Extracted text:
A Duwamish Elder, Tribal Leader Finds Her Voice

Duwamish Tribal Chair Cecile Hansen (r) and Tribal Member Ken Workman (l), 5th generation grandson of Chief Si’ahl

By Duwamish Tribal Council Chair, Cecile Hansen

Our Duwamish Tribe remains here as the People of the Inside. Our home was mostly forested, rivers, lakes, streams that shaped our way of life – I can only imagine how pristine it was – only to became sources of industry in timber and fishing for the white settlers. As I have said to all who will listen, we are not going anywhere and will not give up until we are fully restored.

As a young girl who grew into her Duwamish heritage, persuaded by my brother Manny who just wanted to keep fishing along the riverbanks, I became a reluctant leader of our tribe. Before I go, I want my kids and grandkids to know what it was like for me, and how important it was to protect the pulse of our people’s lifeline and keep breathing hope into the embers of our Tribe – when I would feed them breakfast and have to leave to “go to a meeting.”

I say this because, I was not looking to be a leader. It was never some grand aspiration of mine. When I think as far back to when I was a little girl, it was torture to speak-up and find my voice. I was so shy and really kept to myself for much of my life before I got involved with the tribe. So, when Manny kept pushing me around the time of the fishing wars in Washington, I got involved and stayed involved. I even joined a club to learn how to get more comfortable with public speaking. I got to thinking that I better sound like a leader if I was supposed to follow in the steps of the long line of esteemed Duwamish Tribal leaders. Given that I was so reserved, stepping out for attention was unlike me.  But I realized that I knew some stuff – my life, family, the issues tribal members are fighting for and struggling with – so I must speak. I eventually found my voice and the courage to advocate as a leader on behalf of the Duwamish Tribe and our hundreds of tribal members today.

Description of the task: Extend the Duwamish tribal chair's account of finding her voice, picking up after its last sentence.

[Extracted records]

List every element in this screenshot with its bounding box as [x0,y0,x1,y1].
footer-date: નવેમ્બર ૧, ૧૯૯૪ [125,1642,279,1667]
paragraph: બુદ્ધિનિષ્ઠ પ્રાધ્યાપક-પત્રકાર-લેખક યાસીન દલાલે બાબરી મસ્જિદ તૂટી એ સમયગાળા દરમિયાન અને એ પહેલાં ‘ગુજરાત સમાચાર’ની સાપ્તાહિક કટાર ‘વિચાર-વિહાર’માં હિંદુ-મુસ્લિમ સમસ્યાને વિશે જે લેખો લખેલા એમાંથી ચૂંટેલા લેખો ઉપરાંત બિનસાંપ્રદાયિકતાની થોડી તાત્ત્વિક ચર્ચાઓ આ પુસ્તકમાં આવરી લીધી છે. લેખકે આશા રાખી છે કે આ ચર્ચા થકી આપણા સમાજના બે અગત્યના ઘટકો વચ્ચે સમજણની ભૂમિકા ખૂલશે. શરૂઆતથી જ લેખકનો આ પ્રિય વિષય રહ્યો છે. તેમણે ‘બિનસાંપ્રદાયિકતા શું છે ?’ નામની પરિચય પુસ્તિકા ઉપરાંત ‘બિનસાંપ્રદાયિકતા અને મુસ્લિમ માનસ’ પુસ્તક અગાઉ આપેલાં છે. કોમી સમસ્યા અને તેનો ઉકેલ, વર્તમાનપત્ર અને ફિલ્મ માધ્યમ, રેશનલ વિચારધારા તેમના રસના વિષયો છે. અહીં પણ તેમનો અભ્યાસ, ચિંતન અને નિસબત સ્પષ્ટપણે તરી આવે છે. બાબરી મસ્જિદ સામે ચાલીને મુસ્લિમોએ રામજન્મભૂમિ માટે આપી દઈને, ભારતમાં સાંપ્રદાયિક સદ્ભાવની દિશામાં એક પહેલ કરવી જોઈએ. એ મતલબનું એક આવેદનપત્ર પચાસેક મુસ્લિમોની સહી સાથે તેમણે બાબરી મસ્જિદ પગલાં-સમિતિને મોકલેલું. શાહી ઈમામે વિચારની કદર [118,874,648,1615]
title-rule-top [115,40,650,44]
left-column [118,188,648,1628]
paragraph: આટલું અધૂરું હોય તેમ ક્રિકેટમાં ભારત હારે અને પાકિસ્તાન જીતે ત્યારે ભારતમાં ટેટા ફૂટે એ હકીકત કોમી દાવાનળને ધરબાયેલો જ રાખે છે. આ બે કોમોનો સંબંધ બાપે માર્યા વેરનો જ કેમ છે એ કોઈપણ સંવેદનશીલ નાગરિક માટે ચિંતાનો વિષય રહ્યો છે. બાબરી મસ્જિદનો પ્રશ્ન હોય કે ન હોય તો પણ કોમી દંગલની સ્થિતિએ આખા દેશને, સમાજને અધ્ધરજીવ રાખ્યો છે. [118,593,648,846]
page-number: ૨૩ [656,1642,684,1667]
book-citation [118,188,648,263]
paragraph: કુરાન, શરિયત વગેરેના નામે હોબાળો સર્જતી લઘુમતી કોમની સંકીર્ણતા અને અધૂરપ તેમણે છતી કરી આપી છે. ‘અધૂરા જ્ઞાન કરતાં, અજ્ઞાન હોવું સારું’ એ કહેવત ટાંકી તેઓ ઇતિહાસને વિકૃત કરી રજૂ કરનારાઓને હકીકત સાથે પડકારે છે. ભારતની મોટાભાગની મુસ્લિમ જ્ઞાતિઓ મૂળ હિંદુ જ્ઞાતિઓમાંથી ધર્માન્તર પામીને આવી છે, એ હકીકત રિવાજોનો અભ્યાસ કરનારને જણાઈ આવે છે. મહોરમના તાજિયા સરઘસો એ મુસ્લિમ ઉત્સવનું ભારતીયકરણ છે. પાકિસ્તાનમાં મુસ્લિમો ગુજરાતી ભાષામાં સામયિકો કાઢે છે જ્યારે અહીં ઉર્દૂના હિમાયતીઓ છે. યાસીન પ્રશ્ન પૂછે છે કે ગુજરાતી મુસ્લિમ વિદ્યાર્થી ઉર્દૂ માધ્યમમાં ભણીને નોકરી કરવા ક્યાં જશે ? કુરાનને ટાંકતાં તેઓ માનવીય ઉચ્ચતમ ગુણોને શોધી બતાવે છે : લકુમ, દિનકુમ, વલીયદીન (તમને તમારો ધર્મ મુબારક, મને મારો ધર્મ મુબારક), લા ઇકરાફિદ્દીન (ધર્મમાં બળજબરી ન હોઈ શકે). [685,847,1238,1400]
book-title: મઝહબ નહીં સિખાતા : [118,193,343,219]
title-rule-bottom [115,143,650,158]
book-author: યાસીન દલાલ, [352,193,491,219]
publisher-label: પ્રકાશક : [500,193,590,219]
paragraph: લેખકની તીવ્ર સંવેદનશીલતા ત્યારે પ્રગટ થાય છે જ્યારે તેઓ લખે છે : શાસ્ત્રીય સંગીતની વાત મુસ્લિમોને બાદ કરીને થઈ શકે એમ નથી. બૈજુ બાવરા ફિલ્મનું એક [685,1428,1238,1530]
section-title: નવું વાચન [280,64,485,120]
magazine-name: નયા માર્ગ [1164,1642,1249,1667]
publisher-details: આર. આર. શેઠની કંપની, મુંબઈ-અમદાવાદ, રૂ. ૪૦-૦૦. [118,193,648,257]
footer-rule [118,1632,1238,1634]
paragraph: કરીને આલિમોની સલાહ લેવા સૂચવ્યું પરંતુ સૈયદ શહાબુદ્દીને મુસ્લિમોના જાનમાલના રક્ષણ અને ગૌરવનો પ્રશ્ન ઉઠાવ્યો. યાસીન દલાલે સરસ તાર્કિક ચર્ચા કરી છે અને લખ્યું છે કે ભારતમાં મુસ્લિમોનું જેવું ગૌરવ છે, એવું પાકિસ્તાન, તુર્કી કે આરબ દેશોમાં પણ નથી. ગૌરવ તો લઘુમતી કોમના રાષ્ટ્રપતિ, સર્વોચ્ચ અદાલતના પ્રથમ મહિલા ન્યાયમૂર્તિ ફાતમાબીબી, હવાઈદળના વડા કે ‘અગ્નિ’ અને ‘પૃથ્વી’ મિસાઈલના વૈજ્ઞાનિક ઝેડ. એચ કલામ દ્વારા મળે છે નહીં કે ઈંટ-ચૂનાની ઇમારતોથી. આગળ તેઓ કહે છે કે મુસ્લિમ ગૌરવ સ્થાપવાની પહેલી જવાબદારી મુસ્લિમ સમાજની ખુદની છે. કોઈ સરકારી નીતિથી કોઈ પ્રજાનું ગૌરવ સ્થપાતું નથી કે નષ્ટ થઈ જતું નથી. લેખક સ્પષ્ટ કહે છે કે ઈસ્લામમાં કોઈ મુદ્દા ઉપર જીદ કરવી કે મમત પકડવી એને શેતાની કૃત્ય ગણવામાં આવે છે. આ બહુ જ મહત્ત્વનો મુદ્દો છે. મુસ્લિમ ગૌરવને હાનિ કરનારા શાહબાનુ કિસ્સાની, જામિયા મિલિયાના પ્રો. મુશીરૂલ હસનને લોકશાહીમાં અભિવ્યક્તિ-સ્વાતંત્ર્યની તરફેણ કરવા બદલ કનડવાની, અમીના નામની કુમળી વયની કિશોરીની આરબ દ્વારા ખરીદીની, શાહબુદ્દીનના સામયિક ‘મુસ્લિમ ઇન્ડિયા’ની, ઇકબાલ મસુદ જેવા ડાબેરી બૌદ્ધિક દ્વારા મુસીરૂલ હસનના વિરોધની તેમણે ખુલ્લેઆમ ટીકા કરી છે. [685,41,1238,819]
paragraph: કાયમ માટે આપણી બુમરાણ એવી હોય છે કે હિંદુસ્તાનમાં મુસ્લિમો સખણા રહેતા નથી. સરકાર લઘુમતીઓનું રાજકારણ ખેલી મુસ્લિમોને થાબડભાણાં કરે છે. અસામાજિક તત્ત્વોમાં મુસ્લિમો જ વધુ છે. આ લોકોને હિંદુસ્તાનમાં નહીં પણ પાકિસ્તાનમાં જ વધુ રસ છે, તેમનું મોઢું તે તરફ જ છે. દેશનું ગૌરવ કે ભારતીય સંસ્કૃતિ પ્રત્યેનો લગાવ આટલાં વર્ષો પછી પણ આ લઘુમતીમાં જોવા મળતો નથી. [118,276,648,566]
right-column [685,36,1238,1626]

Task response:
As I look back and keep looking forward on this Acknowledgment journey, my faith is unshakeable for I know that justice will come one day for my Tribe and our members, descendants of Chief Si’ahl’s mother’s tribe. But as the longest serving leader of my Tribe, descended from an unbroken line of tribal leaders who have drawn our legacy of strength from our great leader and his forsaken mother, I am a Duwamish grandmother, mother, sister, and daughter who must carry our cause forward.

woman in red coat and jeans stands on baseball field with a player in blue Seattle Mariners uniform. her arms are raised upwards and she is holding a baseball in her left hand.
Duwamish Tribal Chair Cecile Hansen throws out the first pitch at Seattle Mariners Game on October 1, 2021.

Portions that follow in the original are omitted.